Extracted records
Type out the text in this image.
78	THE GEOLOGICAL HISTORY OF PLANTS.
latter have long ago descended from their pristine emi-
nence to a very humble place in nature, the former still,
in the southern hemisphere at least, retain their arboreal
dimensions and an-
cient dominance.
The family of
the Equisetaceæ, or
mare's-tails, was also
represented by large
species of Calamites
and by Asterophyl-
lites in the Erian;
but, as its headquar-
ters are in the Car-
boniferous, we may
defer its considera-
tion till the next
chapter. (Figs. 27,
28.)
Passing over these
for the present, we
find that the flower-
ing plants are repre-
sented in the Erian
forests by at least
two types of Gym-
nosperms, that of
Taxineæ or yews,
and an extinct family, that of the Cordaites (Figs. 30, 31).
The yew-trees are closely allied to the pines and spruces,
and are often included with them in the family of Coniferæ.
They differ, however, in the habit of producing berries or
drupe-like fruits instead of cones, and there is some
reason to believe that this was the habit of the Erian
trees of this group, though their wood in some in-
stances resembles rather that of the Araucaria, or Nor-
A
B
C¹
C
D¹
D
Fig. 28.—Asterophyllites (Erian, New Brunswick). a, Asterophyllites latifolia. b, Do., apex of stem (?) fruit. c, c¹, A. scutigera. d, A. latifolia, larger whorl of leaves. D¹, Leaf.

Request
Retype all of the data shown above, word for word.

Task output
Type out the text in this image.
78	THE GEOLOGICAL HISTORY OF PLANTS.
latter have long ago descended from their pristine emi-
nence to a very humble place in nature, the former still,
in the southern hemisphere at least, retain their arboreal
dimensions and an-
cient dominance.
The family of
the Equisetaceæ, or
mare's-tails, was also
represented by large
species of Calamites
and by Asterophyl-
lites in the Erian;
but, as its headquar-
ters are in the Car-
boniferous, we may
defer its considera-
tion till the next
chapter. (Figs. 27,
28.)
Passing over these
for the present, we
find that the flower-
ing plants are repre-
sented in the Erian
forests by at least
two types of Gym-
nosperms, that of
Taxineæ or yews,
and an extinct family, that of the Cordaites (Figs. 30, 31).
The yew-trees are closely allied to the pines and spruces,
and are often included with them in the family of Coniferæ.
They differ, however, in the habit of producing berries or
drupe-like fruits instead of cones, and there is some
reason to believe that this was the habit of the Erian
trees of this group, though their wood in some in-
stances resembles rather that of the Araucaria, or Nor-
A
B
C¹
C
D¹
D
Fig. 28.—Asterophyllites (Erian, New Brunswick). a, Asterophyllites latifolia. b, Do., apex of stem (?) fruit. c, c¹, A. scutigera. d, A. latifolia, larger whorl of leaves. D¹, Leaf.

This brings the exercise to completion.